Excerpts from a figure dataset:

::::::::

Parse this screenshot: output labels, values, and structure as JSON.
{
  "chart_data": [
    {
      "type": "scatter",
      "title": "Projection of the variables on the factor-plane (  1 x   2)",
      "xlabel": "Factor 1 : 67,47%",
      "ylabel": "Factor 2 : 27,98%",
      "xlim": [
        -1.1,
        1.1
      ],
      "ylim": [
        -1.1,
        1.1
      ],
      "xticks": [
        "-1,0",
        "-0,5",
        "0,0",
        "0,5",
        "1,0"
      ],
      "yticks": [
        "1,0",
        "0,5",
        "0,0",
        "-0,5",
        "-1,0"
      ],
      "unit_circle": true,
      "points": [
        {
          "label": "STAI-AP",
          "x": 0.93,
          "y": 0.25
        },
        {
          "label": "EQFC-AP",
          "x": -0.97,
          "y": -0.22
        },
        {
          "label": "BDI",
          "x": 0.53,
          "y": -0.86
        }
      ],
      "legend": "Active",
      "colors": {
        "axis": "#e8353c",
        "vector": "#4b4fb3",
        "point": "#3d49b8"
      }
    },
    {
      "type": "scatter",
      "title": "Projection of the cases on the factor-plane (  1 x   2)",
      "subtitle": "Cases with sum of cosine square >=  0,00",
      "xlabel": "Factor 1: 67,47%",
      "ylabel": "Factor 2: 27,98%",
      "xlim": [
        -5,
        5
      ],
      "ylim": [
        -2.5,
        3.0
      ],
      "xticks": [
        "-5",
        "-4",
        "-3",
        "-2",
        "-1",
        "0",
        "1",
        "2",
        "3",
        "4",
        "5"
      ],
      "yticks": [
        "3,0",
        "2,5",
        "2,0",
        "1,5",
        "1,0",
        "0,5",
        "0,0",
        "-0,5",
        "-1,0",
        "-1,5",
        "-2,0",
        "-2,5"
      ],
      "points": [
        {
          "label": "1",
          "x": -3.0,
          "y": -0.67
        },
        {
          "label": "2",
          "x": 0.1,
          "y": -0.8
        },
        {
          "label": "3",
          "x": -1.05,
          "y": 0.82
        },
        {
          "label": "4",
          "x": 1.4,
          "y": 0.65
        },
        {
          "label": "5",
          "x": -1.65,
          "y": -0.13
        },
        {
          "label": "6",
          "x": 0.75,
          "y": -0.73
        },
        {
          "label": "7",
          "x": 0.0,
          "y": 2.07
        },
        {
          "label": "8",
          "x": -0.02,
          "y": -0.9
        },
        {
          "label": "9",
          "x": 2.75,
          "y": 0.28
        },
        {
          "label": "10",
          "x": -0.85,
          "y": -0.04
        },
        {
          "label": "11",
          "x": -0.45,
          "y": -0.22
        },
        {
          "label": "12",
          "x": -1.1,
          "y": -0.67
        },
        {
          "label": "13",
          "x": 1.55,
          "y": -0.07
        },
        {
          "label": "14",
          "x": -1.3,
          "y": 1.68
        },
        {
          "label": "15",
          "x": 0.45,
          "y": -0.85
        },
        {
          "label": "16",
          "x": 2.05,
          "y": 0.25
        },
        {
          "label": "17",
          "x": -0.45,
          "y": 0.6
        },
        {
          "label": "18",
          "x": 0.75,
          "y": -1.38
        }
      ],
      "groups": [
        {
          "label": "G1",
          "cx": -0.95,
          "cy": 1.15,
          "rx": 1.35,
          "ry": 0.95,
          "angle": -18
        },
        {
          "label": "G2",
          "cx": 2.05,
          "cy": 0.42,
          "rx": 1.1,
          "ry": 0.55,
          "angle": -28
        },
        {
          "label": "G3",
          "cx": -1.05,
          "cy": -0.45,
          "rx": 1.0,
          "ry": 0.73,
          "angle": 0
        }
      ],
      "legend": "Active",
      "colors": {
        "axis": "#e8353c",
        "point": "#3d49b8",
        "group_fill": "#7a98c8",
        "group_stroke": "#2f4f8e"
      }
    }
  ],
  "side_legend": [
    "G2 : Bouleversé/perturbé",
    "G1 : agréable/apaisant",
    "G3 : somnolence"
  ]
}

::::::::

• _REQUIREMENT_
Emit the full listing verbatim.

• _TASK ANSWER_
Parse this screenshot: output labels, values, and structure as JSON.
{
  "chart_data": [
    {
      "type": "scatter",
      "title": "Projection of the variables on the factor-plane (  1 x   2)",
      "xlabel": "Factor 1 : 67,47%",
      "ylabel": "Factor 2 : 27,98%",
      "xlim": [
        -1.1,
        1.1
      ],
      "ylim": [
        -1.1,
        1.1
      ],
      "xticks": [
        "-1,0",
        "-0,5",
        "0,0",
        "0,5",
        "1,0"
      ],
      "yticks": [
        "1,0",
        "0,5",
        "0,0",
        "-0,5",
        "-1,0"
      ],
      "unit_circle": true,
      "points": [
        {
          "label": "STAI-AP",
          "x": 0.93,
          "y": 0.25
        },
        {
          "label": "EQFC-AP",
          "x": -0.97,
          "y": -0.22
        },
        {
          "label": "BDI",
          "x": 0.53,
          "y": -0.86
        }
      ],
      "legend": "Active",
      "colors": {
        "axis": "#e8353c",
        "vector": "#4b4fb3",
        "point": "#3d49b8"
      }
    },
    {
      "type": "scatter",
      "title": "Projection of the cases on the factor-plane (  1 x   2)",
      "subtitle": "Cases with sum of cosine square >=  0,00",
      "xlabel": "Factor 1: 67,47%",
      "ylabel": "Factor 2: 27,98%",
      "xlim": [
        -5,
        5
      ],
      "ylim": [
        -2.5,
        3.0
      ],
      "xticks": [
        "-5",
        "-4",
        "-3",
        "-2",
        "-1",
        "0",
        "1",
        "2",
        "3",
        "4",
        "5"
      ],
      "yticks": [
        "3,0",
        "2,5",
        "2,0",
        "1,5",
        "1,0",
        "0,5",
        "0,0",
        "-0,5",
        "-1,0",
        "-1,5",
        "-2,0",
        "-2,5"
      ],
      "points": [
        {
          "label": "1",
          "x": -3.0,
          "y": -0.67
        },
        {
          "label": "2",
          "x": 0.1,
          "y": -0.8
        },
        {
          "label": "3",
          "x": -1.05,
          "y": 0.82
        },
        {
          "label": "4",
          "x": 1.4,
          "y": 0.65
        },
        {
          "label": "5",
          "x": -1.65,
          "y": -0.13
        },
        {
          "label": "6",
          "x": 0.75,
          "y": -0.73
        },
        {
          "label": "7",
          "x": 0.0,
          "y": 2.07
        },
        {
          "label": "8",
          "x": -0.02,
          "y": -0.9
        },
        {
          "label": "9",
          "x": 2.75,
          "y": 0.28
        },
        {
          "label": "10",
          "x": -0.85,
          "y": -0.04
        },
        {
          "label": "11",
          "x": -0.45,
          "y": -0.22
        },
        {
          "label": "12",
          "x": -1.1,
          "y": -0.67
        },
        {
          "label": "13",
          "x": 1.55,
          "y": -0.07
        },
        {
          "label": "14",
          "x": -1.3,
          "y": 1.68
        },
        {
          "label": "15",
          "x": 0.45,
          "y": -0.85
        },
        {
          "label": "16",
          "x": 2.05,
          "y": 0.25
        },
        {
          "label": "17",
          "x": -0.45,
          "y": 0.6
        },
        {
          "label": "18",
          "x": 0.75,
          "y": -1.38
        }
      ],
      "groups": [
        {
          "label": "G1",
          "cx": -0.95,
          "cy": 1.15,
          "rx": 1.35,
          "ry": 0.95,
          "angle": -18
        },
        {
          "label": "G2",
          "cx": 2.05,
          "cy": 0.42,
          "rx": 1.1,
          "ry": 0.55,
          "angle": -28
        },
        {
          "label": "G3",
          "cx": -1.05,
          "cy": -0.45,
          "rx": 1.0,
          "ry": 0.73,
          "angle": 0
        }
      ],
      "legend": "Active",
      "colors": {
        "axis": "#e8353c",
        "point": "#3d49b8",
        "group_fill": "#7a98c8",
        "group_stroke": "#2f4f8e"
      }
    }
  ],
  "side_legend": [
    "G2 : Bouleversé/perturbé",
    "G1 : agréable/apaisant",
    "G3 : somnolence"
  ]
}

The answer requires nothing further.